### Records shown
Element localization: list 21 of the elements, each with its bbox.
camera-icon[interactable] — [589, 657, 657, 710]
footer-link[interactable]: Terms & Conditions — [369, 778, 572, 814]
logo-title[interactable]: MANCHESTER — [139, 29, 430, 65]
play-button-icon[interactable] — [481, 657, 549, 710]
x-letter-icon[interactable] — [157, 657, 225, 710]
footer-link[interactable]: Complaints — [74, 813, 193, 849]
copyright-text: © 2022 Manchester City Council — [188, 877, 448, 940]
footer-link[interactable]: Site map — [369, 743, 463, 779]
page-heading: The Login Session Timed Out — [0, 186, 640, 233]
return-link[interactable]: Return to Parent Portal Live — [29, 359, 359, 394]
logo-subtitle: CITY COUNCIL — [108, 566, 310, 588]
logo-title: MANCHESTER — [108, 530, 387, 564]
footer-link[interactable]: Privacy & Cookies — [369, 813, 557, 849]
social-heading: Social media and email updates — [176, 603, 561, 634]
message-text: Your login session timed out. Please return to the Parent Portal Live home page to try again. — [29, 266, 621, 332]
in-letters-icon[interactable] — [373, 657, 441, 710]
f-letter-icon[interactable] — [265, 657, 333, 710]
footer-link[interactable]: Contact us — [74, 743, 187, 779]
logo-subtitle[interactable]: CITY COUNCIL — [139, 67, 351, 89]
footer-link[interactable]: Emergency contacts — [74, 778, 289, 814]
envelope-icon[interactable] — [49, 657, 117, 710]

==

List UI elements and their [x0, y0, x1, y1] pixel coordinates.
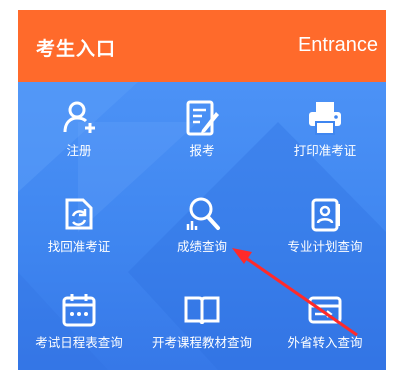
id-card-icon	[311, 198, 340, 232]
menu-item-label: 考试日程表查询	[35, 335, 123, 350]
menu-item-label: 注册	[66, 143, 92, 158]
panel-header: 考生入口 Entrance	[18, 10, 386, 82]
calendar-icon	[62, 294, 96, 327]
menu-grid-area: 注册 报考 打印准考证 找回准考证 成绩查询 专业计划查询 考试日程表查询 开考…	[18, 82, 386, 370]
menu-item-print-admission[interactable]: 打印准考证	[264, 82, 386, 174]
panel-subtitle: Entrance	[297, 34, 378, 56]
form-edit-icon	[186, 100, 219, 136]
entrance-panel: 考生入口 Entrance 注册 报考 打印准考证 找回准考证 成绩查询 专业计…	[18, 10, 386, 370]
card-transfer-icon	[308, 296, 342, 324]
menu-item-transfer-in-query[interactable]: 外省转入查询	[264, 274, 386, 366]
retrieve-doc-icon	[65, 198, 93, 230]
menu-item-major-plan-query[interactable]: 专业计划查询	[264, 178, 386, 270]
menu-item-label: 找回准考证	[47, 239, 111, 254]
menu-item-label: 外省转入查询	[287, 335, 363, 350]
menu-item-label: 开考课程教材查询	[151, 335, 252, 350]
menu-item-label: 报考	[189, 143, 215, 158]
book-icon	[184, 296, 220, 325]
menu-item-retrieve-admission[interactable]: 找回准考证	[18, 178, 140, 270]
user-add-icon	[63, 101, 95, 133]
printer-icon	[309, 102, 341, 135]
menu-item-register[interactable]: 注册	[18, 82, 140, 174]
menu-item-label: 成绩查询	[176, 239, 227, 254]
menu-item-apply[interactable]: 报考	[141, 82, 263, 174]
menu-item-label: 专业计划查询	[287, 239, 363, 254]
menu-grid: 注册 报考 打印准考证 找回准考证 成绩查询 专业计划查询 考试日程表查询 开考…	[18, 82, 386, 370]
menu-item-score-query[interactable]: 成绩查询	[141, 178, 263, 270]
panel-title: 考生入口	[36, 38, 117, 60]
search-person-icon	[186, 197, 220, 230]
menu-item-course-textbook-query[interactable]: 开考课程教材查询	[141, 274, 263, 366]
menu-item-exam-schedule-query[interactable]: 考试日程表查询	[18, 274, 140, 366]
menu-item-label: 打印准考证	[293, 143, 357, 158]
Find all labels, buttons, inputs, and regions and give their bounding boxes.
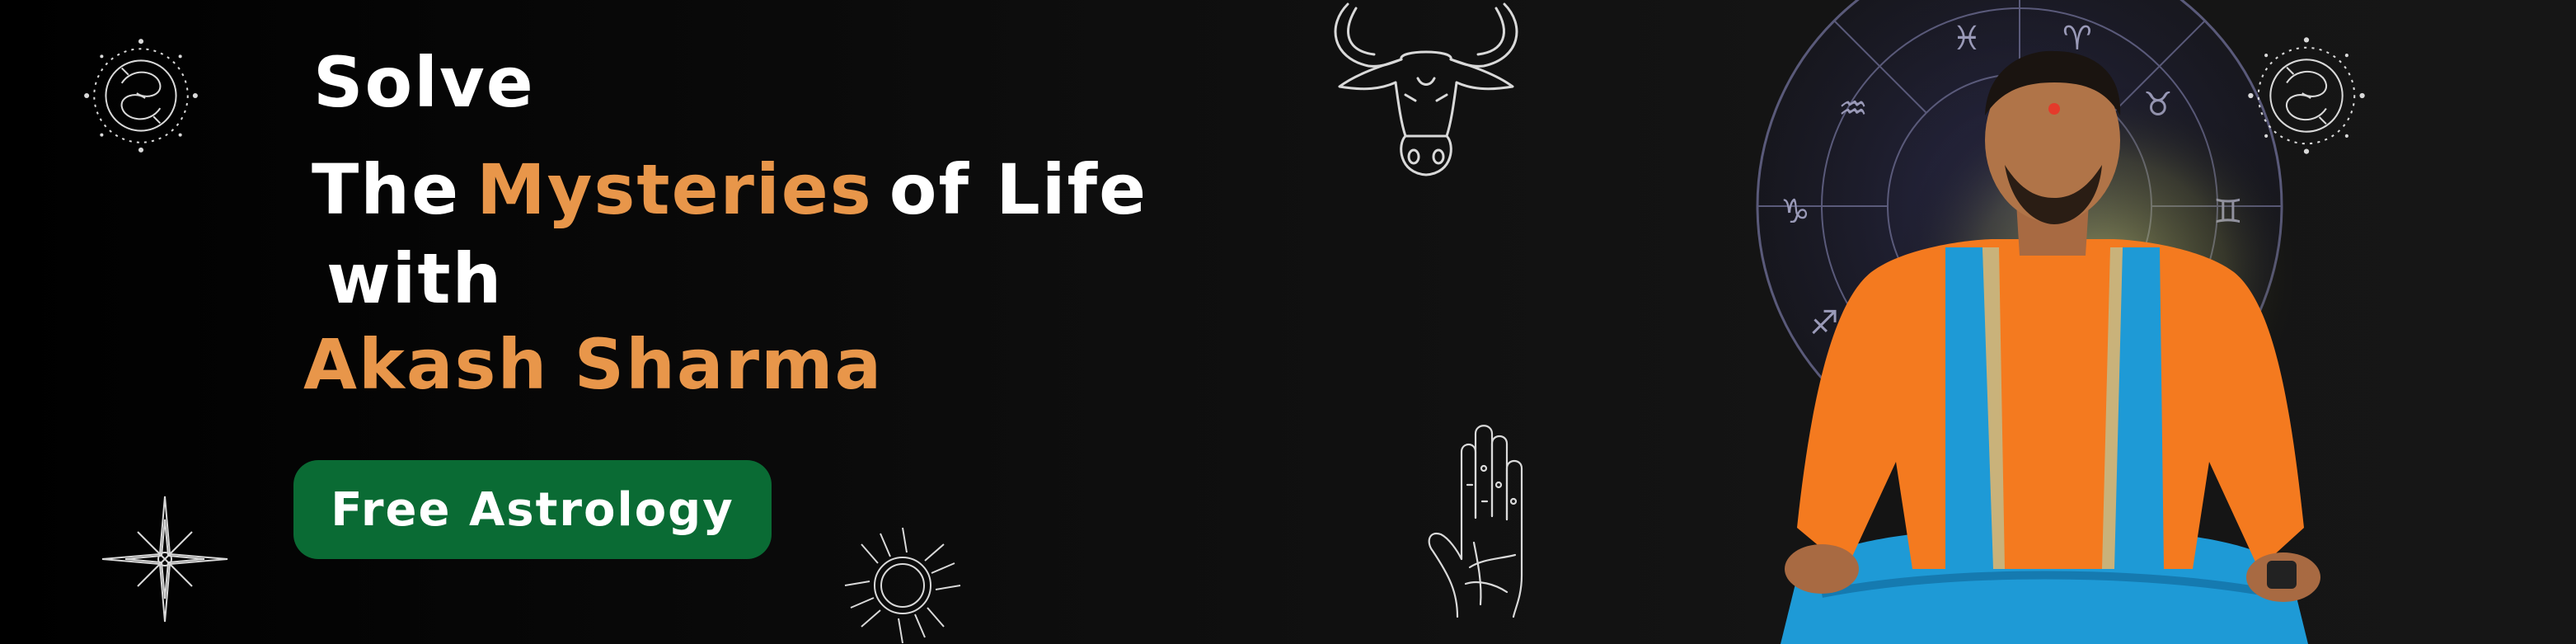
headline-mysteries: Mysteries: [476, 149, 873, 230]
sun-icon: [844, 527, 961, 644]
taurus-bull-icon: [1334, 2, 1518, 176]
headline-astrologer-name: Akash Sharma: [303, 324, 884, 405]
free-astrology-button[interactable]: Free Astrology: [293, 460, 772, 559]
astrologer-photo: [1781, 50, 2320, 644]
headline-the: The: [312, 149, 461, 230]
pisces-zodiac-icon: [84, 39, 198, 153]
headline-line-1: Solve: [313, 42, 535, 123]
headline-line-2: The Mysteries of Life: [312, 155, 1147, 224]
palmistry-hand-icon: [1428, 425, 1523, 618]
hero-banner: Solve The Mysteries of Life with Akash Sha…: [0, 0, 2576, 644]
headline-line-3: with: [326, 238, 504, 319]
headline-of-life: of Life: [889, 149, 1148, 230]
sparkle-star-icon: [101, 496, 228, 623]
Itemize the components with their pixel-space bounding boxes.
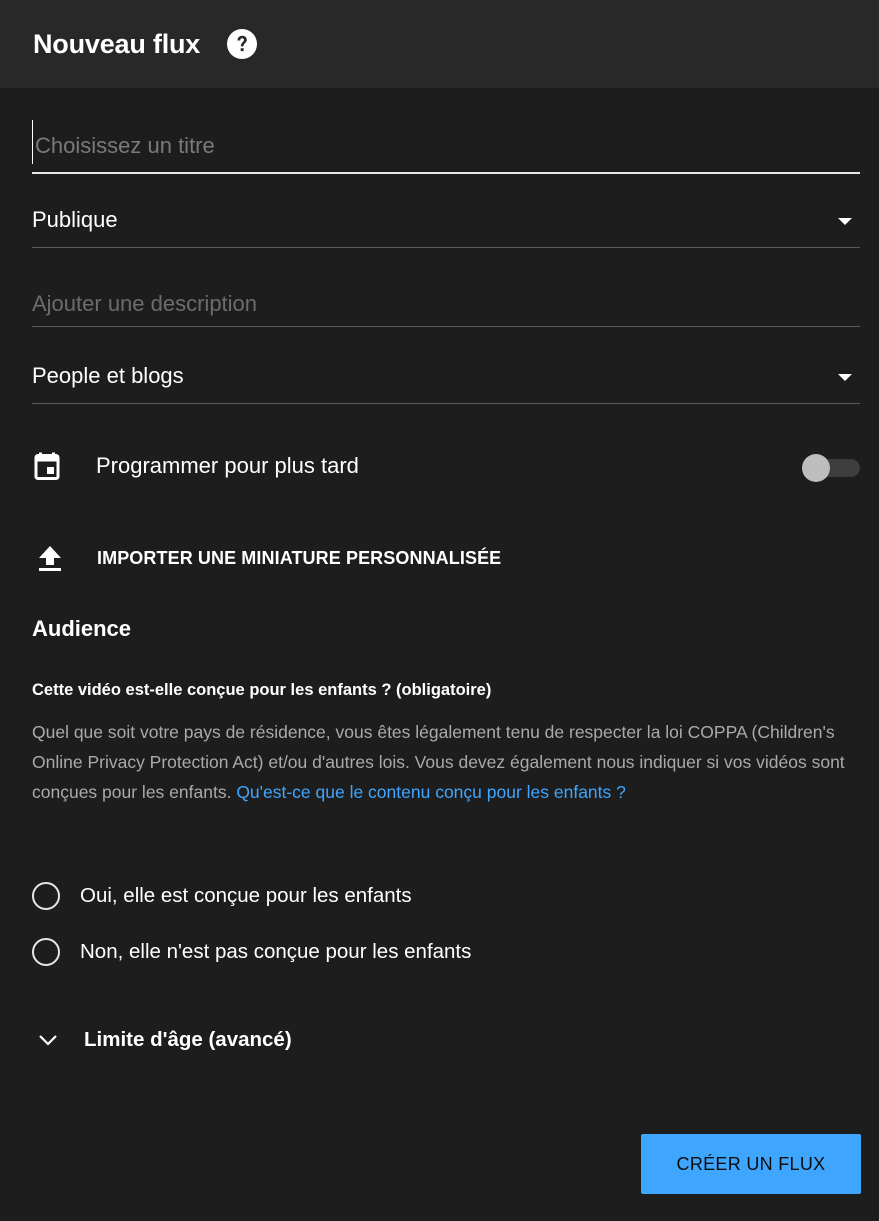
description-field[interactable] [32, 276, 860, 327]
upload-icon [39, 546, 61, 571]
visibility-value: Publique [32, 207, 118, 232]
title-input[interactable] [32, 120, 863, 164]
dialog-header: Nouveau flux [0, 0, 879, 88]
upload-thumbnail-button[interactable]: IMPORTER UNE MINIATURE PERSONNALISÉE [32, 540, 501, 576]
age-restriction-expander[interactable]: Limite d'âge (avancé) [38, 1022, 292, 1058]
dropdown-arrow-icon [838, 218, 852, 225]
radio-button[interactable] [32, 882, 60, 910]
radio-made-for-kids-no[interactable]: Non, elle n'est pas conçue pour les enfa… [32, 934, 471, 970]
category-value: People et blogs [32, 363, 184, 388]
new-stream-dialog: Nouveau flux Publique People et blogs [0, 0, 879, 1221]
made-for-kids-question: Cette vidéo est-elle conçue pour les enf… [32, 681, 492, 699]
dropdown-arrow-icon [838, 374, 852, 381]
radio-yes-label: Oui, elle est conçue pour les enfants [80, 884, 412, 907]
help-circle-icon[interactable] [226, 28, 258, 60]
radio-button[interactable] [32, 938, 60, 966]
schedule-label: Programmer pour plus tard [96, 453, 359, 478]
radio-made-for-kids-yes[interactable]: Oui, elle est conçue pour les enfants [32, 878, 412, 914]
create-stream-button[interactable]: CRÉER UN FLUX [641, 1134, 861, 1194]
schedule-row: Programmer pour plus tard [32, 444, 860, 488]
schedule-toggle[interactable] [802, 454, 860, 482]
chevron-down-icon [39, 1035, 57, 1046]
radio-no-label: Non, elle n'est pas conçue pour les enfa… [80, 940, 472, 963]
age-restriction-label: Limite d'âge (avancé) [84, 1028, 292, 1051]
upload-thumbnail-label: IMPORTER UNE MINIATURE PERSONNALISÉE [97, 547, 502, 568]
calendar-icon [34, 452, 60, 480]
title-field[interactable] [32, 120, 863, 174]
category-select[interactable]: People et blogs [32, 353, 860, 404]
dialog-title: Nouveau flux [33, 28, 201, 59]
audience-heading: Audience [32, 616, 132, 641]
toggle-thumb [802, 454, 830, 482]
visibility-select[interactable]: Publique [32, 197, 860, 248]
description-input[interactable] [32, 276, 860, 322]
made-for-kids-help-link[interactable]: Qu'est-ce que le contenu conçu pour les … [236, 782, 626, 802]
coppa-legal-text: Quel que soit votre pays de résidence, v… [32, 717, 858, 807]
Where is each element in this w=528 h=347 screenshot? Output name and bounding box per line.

--

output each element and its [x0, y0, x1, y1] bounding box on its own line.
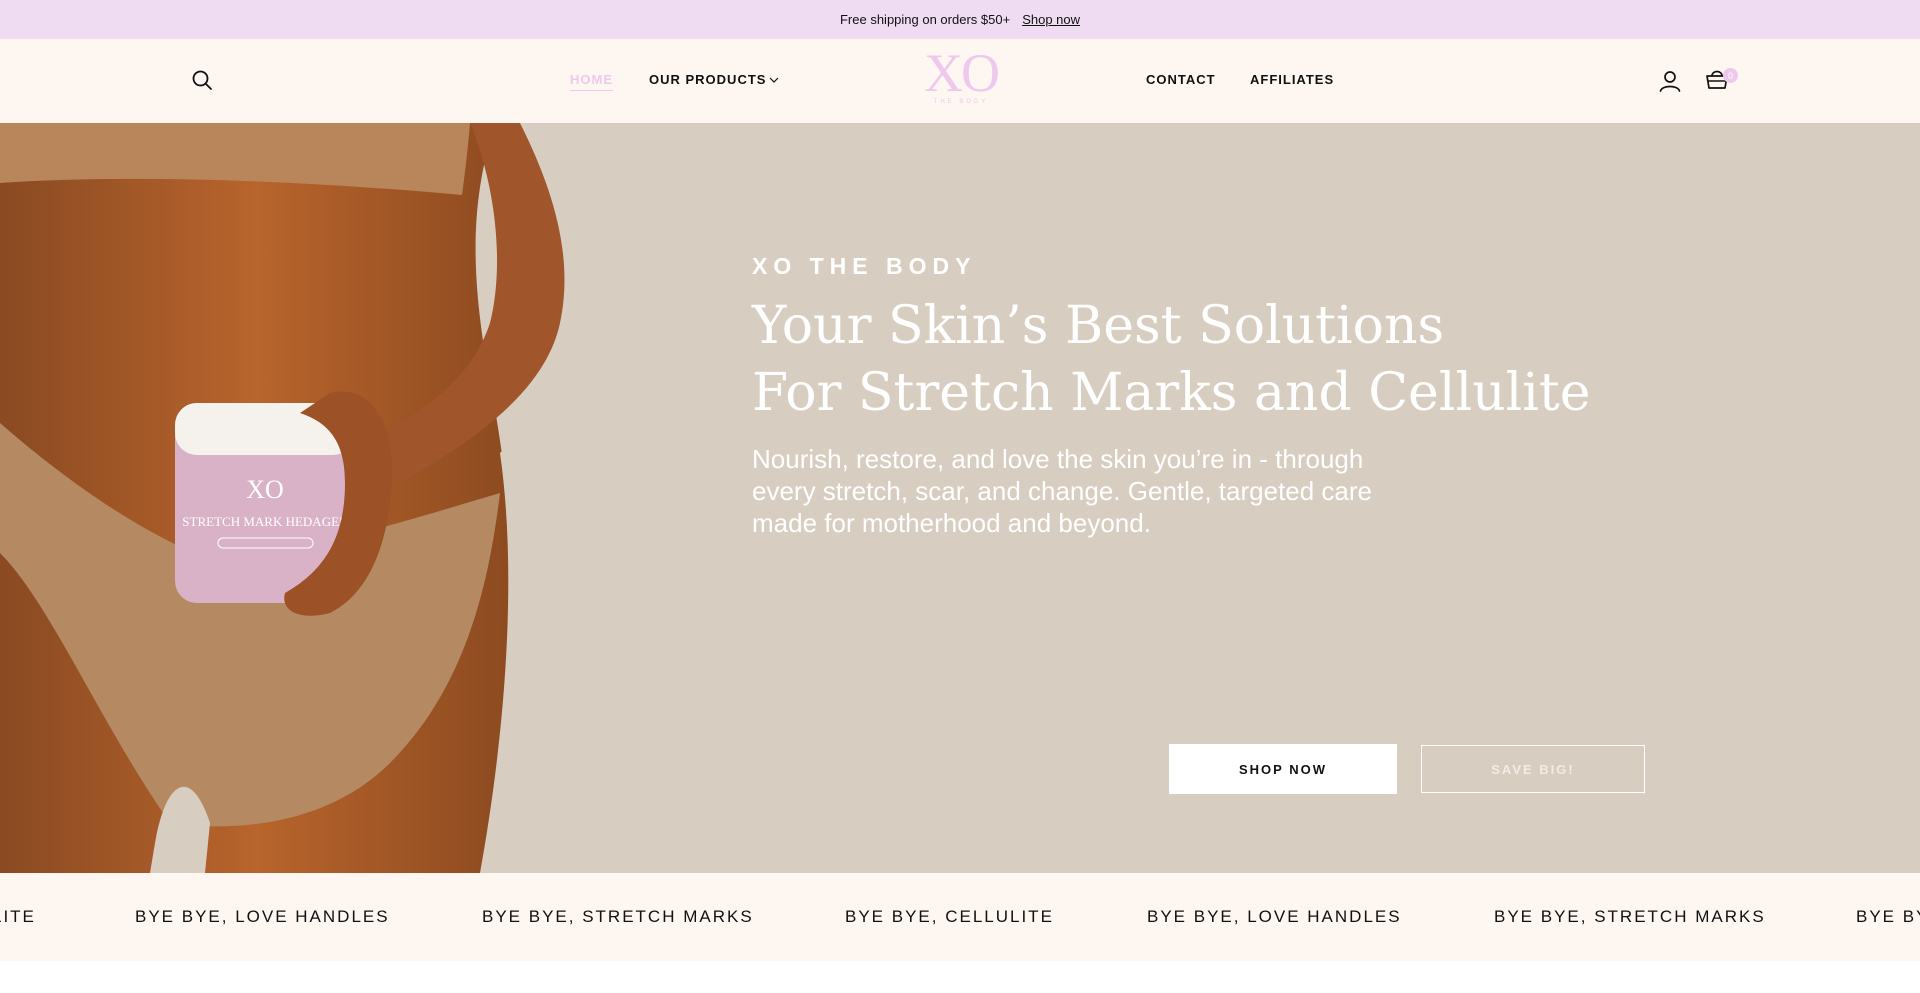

### Work instructions
Repeat the rows from the line containing "Element localization: list" through the line containing "play-button-icon[interactable] — [481, 657, 549, 710]", keeping both of those lines and copying each one exactly.

### Task solution
Element localization: list 21 of the elements, each with its bbox.
camera-icon[interactable] — [589, 657, 657, 710]
footer-link[interactable]: Terms & Conditions — [369, 778, 572, 814]
logo-title[interactable]: MANCHESTER — [139, 29, 430, 65]
play-button-icon[interactable] — [481, 657, 549, 710]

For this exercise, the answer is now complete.